[Annotated region listings]
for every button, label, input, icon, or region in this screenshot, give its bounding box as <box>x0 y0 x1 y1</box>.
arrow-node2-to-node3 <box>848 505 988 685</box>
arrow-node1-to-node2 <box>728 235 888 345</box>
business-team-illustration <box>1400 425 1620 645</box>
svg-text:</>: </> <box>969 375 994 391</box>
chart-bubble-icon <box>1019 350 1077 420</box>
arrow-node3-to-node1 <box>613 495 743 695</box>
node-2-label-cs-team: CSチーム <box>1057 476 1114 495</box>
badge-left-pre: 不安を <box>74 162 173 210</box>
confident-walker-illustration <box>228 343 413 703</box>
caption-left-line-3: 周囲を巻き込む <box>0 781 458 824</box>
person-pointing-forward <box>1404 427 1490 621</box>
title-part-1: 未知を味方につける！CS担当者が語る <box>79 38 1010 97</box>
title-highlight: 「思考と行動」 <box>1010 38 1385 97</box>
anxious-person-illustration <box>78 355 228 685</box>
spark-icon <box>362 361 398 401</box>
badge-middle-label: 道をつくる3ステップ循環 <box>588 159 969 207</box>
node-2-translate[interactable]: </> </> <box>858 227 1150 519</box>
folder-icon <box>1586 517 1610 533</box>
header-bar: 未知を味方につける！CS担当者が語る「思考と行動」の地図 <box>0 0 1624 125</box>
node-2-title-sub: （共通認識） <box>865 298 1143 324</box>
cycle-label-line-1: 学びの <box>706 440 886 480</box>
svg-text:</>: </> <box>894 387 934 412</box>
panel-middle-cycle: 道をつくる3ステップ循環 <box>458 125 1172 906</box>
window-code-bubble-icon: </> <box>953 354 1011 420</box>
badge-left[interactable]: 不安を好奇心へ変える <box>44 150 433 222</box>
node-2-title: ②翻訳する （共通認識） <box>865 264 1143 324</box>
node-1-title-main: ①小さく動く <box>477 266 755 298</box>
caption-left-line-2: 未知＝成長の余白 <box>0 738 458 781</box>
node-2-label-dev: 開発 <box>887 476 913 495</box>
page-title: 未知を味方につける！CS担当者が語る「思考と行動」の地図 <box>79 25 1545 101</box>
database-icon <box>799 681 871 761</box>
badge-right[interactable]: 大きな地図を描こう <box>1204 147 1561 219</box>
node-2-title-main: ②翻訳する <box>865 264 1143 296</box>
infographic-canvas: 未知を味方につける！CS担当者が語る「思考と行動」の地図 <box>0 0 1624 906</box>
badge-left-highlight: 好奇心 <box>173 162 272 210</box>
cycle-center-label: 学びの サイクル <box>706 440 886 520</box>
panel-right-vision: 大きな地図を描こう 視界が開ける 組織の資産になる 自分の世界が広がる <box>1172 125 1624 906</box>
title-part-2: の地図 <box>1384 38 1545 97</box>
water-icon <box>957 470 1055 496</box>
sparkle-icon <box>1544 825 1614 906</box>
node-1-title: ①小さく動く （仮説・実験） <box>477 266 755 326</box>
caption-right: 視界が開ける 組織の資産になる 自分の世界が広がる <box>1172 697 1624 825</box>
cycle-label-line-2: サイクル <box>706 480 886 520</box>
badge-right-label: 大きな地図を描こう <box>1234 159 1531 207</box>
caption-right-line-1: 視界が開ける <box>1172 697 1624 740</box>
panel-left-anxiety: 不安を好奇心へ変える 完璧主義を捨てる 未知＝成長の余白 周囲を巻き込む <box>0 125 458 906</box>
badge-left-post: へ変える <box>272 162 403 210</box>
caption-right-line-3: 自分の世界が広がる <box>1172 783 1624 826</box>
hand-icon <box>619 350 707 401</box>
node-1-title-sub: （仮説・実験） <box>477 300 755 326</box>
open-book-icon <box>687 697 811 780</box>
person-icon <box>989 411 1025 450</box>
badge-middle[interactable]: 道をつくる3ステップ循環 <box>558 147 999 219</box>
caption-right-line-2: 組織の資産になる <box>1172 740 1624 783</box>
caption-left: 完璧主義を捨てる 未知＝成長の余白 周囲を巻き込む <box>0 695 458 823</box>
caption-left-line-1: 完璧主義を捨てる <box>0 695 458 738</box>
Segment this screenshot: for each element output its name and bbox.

...

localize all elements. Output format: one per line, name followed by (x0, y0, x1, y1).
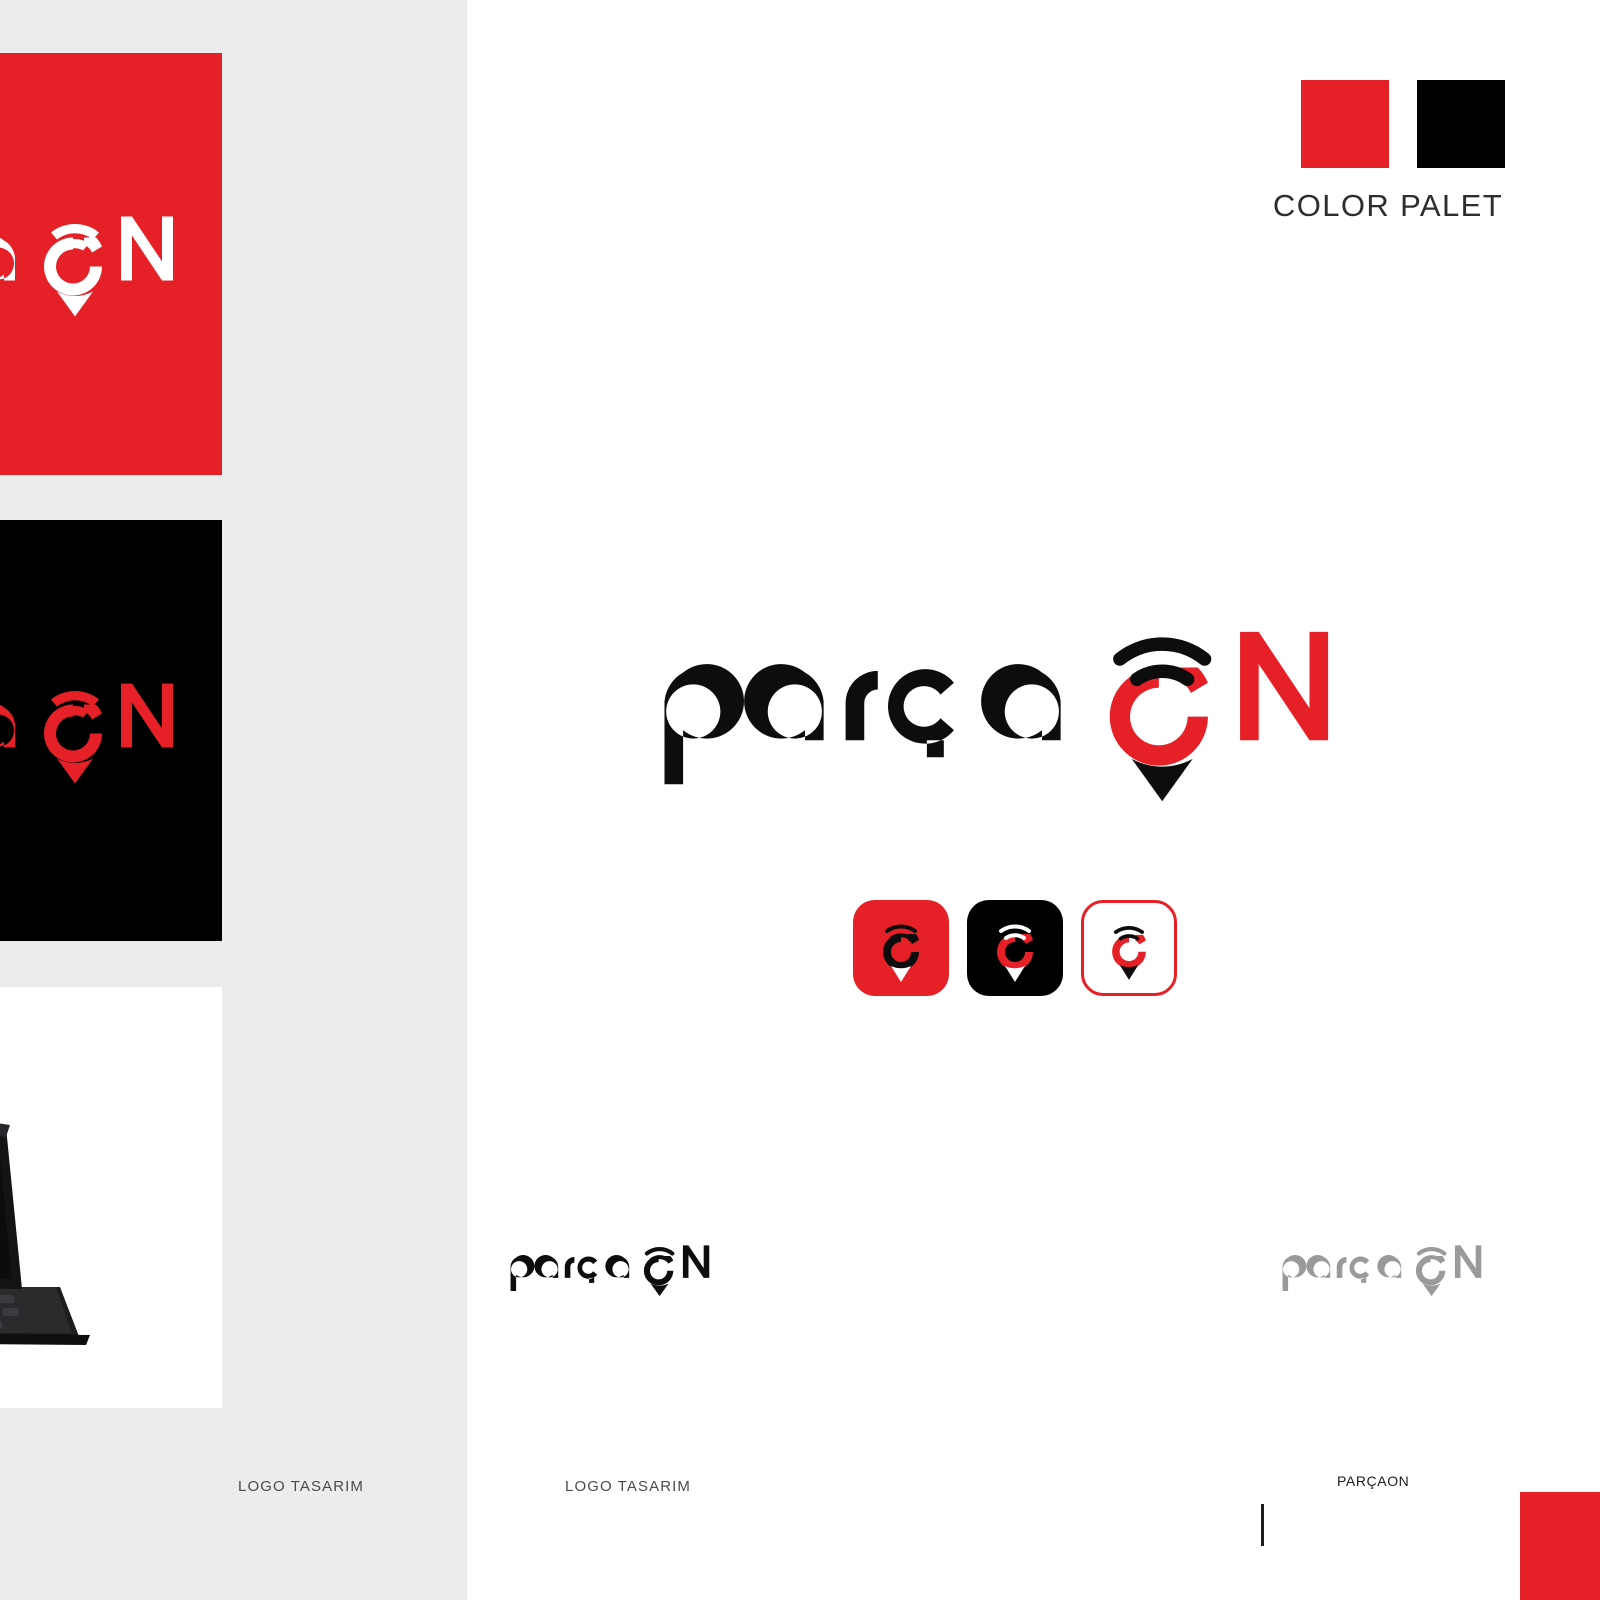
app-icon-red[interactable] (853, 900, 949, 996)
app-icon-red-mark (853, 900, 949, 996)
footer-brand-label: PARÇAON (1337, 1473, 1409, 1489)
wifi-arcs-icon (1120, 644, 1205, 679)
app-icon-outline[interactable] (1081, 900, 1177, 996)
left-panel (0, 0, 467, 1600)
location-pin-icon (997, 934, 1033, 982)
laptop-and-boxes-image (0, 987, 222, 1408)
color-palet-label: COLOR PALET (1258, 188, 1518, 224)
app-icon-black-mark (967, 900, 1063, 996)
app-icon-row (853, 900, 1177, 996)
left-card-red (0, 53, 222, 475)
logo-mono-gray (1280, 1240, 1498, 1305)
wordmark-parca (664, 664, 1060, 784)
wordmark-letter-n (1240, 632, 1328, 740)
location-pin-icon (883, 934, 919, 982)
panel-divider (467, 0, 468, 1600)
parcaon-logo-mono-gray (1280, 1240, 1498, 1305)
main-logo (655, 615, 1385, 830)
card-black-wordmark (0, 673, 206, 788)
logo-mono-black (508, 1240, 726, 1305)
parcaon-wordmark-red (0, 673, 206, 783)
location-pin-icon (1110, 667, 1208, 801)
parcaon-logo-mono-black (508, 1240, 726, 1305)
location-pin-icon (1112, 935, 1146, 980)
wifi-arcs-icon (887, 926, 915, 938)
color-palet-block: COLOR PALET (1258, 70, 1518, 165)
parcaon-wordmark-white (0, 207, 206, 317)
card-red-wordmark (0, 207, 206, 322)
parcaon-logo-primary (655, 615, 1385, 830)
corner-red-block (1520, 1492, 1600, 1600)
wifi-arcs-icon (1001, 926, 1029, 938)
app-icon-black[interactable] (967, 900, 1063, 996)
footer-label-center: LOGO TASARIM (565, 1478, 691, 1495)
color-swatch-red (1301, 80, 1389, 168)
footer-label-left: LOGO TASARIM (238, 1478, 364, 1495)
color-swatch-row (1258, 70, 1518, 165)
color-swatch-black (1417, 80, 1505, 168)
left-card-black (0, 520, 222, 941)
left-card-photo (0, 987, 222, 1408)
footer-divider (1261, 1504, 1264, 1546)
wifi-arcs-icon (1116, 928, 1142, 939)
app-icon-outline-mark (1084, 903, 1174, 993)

[YOUR OBJECTIVE]
Change "location-pin-icon" to "map-marker-icon" in the part of the records that opens with the line containing "app-icon-red[interactable] (853, 900, 949, 996)" and closes with the line containing "wifi-arcs-icon (1001, 926, 1029, 938)". Reproduce only those lines, with everything else unchanged.

[THE ANSWER]
app-icon-red[interactable] (853, 900, 949, 996)
app-icon-red-mark (853, 900, 949, 996)
footer-brand-label: PARÇAON (1337, 1473, 1409, 1489)
wifi-arcs-icon (1120, 644, 1205, 679)
app-icon-outline[interactable] (1081, 900, 1177, 996)
left-panel (0, 0, 467, 1600)
map-marker-icon (997, 934, 1033, 982)
laptop-and-boxes-image (0, 987, 222, 1408)
color-palet-label: COLOR PALET (1258, 188, 1518, 224)
app-icon-black-mark (967, 900, 1063, 996)
app-icon-row (853, 900, 1177, 996)
left-card-red (0, 53, 222, 475)
logo-mono-gray (1280, 1240, 1498, 1305)
wordmark-parca (664, 664, 1060, 784)
wordmark-letter-n (1240, 632, 1328, 740)
map-marker-icon (883, 934, 919, 982)
panel-divider (467, 0, 468, 1600)
parcaon-logo-mono-gray (1280, 1240, 1498, 1305)
main-logo (655, 615, 1385, 830)
card-black-wordmark (0, 673, 206, 788)
logo-mono-black (508, 1240, 726, 1305)
parcaon-wordmark-red (0, 673, 206, 783)
map-marker-icon (1110, 667, 1208, 801)
parcaon-logo-mono-black (508, 1240, 726, 1305)
map-marker-icon (1112, 935, 1146, 980)
wifi-arcs-icon (887, 926, 915, 938)
color-palet-block: COLOR PALET (1258, 70, 1518, 165)
parcaon-wordmark-white (0, 207, 206, 317)
card-red-wordmark (0, 207, 206, 322)
parcaon-logo-primary (655, 615, 1385, 830)
corner-red-block (1520, 1492, 1600, 1600)
wifi-arcs-icon (1001, 926, 1029, 938)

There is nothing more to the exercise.